→ Source material
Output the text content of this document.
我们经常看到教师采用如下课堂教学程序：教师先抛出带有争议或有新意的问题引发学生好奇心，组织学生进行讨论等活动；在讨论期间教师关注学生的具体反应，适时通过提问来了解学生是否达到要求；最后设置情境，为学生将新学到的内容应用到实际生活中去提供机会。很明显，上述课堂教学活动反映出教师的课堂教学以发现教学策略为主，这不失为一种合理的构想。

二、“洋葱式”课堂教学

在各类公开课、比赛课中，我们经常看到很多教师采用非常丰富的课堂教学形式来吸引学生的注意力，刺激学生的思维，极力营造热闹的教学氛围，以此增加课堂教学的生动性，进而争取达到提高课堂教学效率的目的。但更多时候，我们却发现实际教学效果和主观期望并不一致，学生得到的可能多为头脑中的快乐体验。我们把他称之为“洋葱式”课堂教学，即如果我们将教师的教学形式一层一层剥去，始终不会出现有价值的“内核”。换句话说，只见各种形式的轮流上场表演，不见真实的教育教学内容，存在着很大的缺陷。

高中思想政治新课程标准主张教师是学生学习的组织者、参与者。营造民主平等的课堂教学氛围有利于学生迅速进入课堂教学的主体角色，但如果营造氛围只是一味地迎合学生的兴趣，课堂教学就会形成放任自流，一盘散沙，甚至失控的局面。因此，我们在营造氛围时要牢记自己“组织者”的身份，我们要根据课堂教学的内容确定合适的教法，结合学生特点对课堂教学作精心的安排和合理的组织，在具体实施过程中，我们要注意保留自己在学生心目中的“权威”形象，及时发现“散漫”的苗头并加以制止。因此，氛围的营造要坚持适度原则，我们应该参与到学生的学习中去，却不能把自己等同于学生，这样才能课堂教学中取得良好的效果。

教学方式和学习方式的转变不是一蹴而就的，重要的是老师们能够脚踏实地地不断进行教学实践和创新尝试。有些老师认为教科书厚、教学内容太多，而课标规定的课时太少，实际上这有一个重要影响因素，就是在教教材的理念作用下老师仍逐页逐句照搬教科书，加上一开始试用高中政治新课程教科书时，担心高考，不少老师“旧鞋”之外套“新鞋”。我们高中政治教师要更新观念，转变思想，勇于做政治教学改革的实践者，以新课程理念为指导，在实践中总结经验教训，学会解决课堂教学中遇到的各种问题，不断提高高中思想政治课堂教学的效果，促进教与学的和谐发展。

→ Work instructions
Reproduce the data in full, exactly as presented.

→ Complete response
Output the text content of this document.
我们经常看到教师采用如下课堂教学程序：教师先抛出带有争议或有新意的问题引发学生好奇心，组织学生进行讨论等活动；在讨论期间教师关注学生的具体反应，适时通过提问来了解学生是否达到要求；最后设置情境，为学生将新学到的内容应用到实际生活中去提供机会。很明显，上述课堂教学活动反映出教师的课堂教学以发现教学策略为主，这不失为一种合理的构想。

二、“洋葱式”课堂教学

在各类公开课、比赛课中，我们经常看到很多教师采用非常丰富的课堂教学形式来吸引学生的注意力，刺激学生的思维，极力营造热闹的教学氛围，以此增加课堂教学的生动性，进而争取达到提高课堂教学效率的目的。但更多时候，我们却发现实际教学效果和主观期望并不一致，学生得到的可能多为头脑中的快乐体验。我们把他称之为“洋葱式”课堂教学，即如果我们将教师的教学形式一层一层剥去，始终不会出现有价值的“内核”。换句话说，只见各种形式的轮流上场表演，不见真实的教育教学内容，存在着很大的缺陷。

高中思想政治新课程标准主张教师是学生学习的组织者、参与者。营造民主平等的课堂教学氛围有利于学生迅速进入课堂教学的主体角色，但如果营造氛围只是一味地迎合学生的兴趣，课堂教学就会形成放任自流，一盘散沙，甚至失控的局面。因此，我们在营造氛围时要牢记自己“组织者”的身份，我们要根据课堂教学的内容确定合适的教法，结合学生特点对课堂教学作精心的安排和合理的组织，在具体实施过程中，我们要注意保留自己在学生心目中的“权威”形象，及时发现“散漫”的苗头并加以制止。因此，氛围的营造要坚持适度原则，我们应该参与到学生的学习中去，却不能把自己等同于学生，这样才能课堂教学中取得良好的效果。

教学方式和学习方式的转变不是一蹴而就的，重要的是老师们能够脚踏实地地不断进行教学实践和创新尝试。有些老师认为教科书厚、教学内容太多，而课标规定的课时太少，实际上这有一个重要影响因素，就是在教教材的理念作用下老师仍逐页逐句照搬教科书，加上一开始试用高中政治新课程教科书时，担心高考，不少老师“旧鞋”之外套“新鞋”。我们高中政治教师要更新观念，转变思想，勇于做政治教学改革的实践者，以新课程理念为指导，在实践中总结经验教训，学会解决课堂教学中遇到的各种问题，不断提高高中思想政治课堂教学的效果，促进教与学的和谐发展。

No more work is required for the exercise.